Data items:
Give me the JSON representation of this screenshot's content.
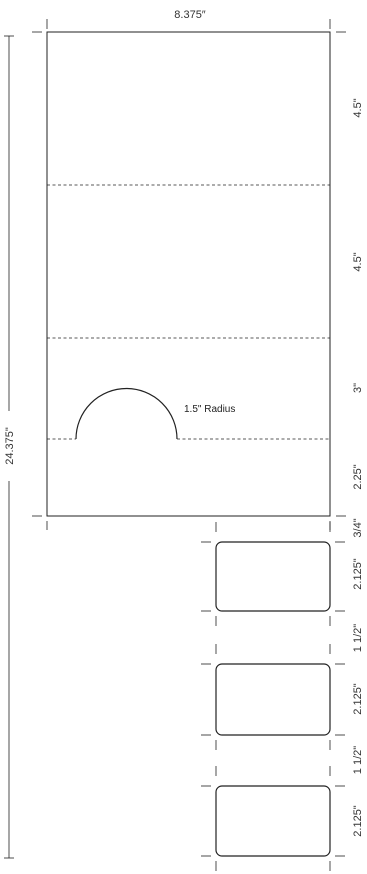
{
  "width_label": "8.375″",
  "total_height_label": "24.375\"",
  "note": "1.5\" Radius",
  "sections": [
    "4.5\"",
    "4.5\"",
    "3\"",
    "2.25\""
  ],
  "gap_label": "3/4\"",
  "cards": [
    {
      "height_label": "2.125\"",
      "gap_after_label": "1 1/2\""
    },
    {
      "height_label": "2.125\"",
      "gap_after_label": "1 1/2\""
    },
    {
      "height_label": "2.125\""
    }
  ],
  "colors": {
    "line": "#222222",
    "text": "#333333"
  }
}
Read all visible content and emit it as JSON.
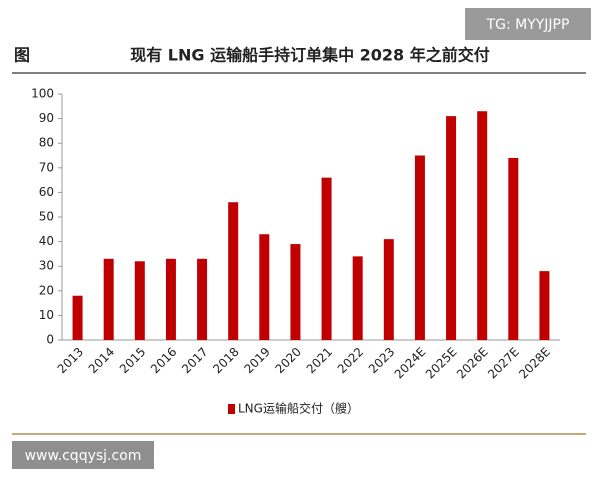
{
  "chart_data": {
    "type": "bar",
    "figure_label": "图",
    "title": "现有 LNG 运输船手持订单集中 2028 年之前交付",
    "categories": [
      "2013",
      "2014",
      "2015",
      "2016",
      "2017",
      "2018",
      "2019",
      "2020",
      "2021",
      "2022",
      "2023",
      "2024E",
      "2025E",
      "2026E",
      "2027E",
      "2028E"
    ],
    "series": [
      {
        "name": "LNG运输船交付（艘）",
        "color": "#c00000",
        "values": [
          18,
          33,
          32,
          33,
          33,
          56,
          43,
          39,
          66,
          34,
          41,
          75,
          91,
          93,
          74,
          28
        ]
      }
    ],
    "ylim": [
      0,
      100
    ],
    "yticks": [
      0,
      10,
      20,
      30,
      40,
      50,
      60,
      70,
      80,
      90,
      100
    ],
    "grid": false,
    "legend": "bottom"
  },
  "watermarks": [
    "TG: MYYJJPP",
    "www.cqqysj.com"
  ]
}
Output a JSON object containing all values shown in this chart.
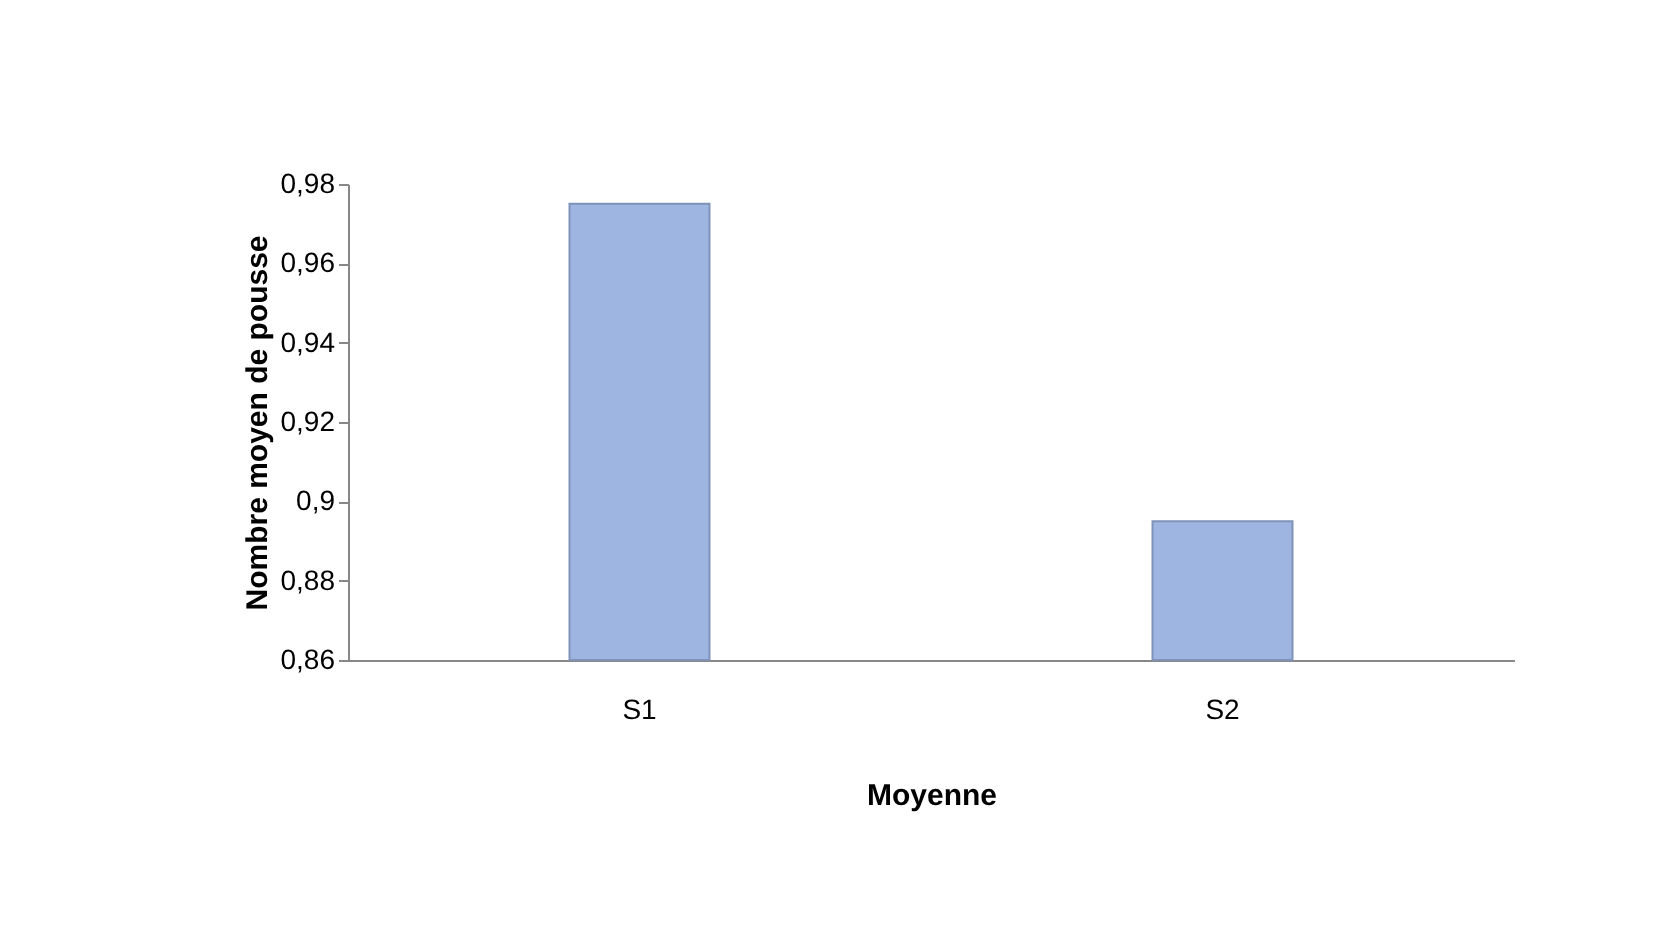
{
  "chart_data": {
    "type": "bar",
    "xlabel": "Moyenne",
    "ylabel": "Nombre moyen de pousse",
    "categories": [
      "S1",
      "S2"
    ],
    "series": [
      {
        "color": "#9db5e0",
        "values": [
          0.975,
          0.895
        ]
      }
    ],
    "ylim": [
      0.86,
      0.98
    ],
    "yticks": [
      {
        "value": 0.86,
        "label": "0,86"
      },
      {
        "value": 0.88,
        "label": "0,88"
      },
      {
        "value": 0.9,
        "label": "0,9"
      },
      {
        "value": 0.92,
        "label": "0,92"
      },
      {
        "value": 0.94,
        "label": "0,94"
      },
      {
        "value": 0.96,
        "label": "0,96"
      },
      {
        "value": 0.98,
        "label": "0,98"
      }
    ],
    "grid": false
  }
}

### WRITTEN REQUEST
The pictures in the entries should be left out; output everything else exactly.

### FINAL RESULT
Give me the JSON representation of this screenshot's content.
{
  "width_label": "8.375″",
  "total_height_label": "24.375\"",
  "note": "1.5\" Radius",
  "sections": [
    "4.5\"",
    "4.5\"",
    "3\"",
    "2.25\""
  ],
  "gap_label": "3/4\"",
  "cards": [
    {
      "height_label": "2.125\"",
      "gap_after_label": "1 1/2\""
    },
    {
      "height_label": "2.125\"",
      "gap_after_label": "1 1/2\""
    },
    {
      "height_label": "2.125\""
    }
  ],
  "colors": {
    "line": "#222222",
    "text": "#333333"
  }
}
Read all visible content and emit it as JSON.
{
  "chart_data": {
    "type": "bar",
    "figure_label": "图",
    "title": "现有 LNG 运输船手持订单集中 2028 年之前交付",
    "categories": [
      "2013",
      "2014",
      "2015",
      "2016",
      "2017",
      "2018",
      "2019",
      "2020",
      "2021",
      "2022",
      "2023",
      "2024E",
      "2025E",
      "2026E",
      "2027E",
      "2028E"
    ],
    "series": [
      {
        "name": "LNG运输船交付（艘）",
        "color": "#c00000",
        "values": [
          18,
          33,
          32,
          33,
          33,
          56,
          43,
          39,
          66,
          34,
          41,
          75,
          91,
          93,
          74,
          28
        ]
      }
    ],
    "ylim": [
      0,
      100
    ],
    "yticks": [
      0,
      10,
      20,
      30,
      40,
      50,
      60,
      70,
      80,
      90,
      100
    ],
    "grid": false,
    "legend": "bottom"
  },
  "watermarks": [
    "TG: MYYJJPP",
    "www.cqqysj.com"
  ]
}
Output a JSON object containing all values shown in this chart.
{
  "chart_data": {
    "type": "bar",
    "xlabel": "Moyenne",
    "ylabel": "Nombre moyen de pousse",
    "categories": [
      "S1",
      "S2"
    ],
    "series": [
      {
        "color": "#9db5e0",
        "values": [
          0.975,
          0.895
        ]
      }
    ],
    "ylim": [
      0.86,
      0.98
    ],
    "yticks": [
      {
        "value": 0.86,
        "label": "0,86"
      },
      {
        "value": 0.88,
        "label": "0,88"
      },
      {
        "value": 0.9,
        "label": "0,9"
      },
      {
        "value": 0.92,
        "label": "0,92"
      },
      {
        "value": 0.94,
        "label": "0,94"
      },
      {
        "value": 0.96,
        "label": "0,96"
      },
      {
        "value": 0.98,
        "label": "0,98"
      }
    ],
    "grid": false
  }
}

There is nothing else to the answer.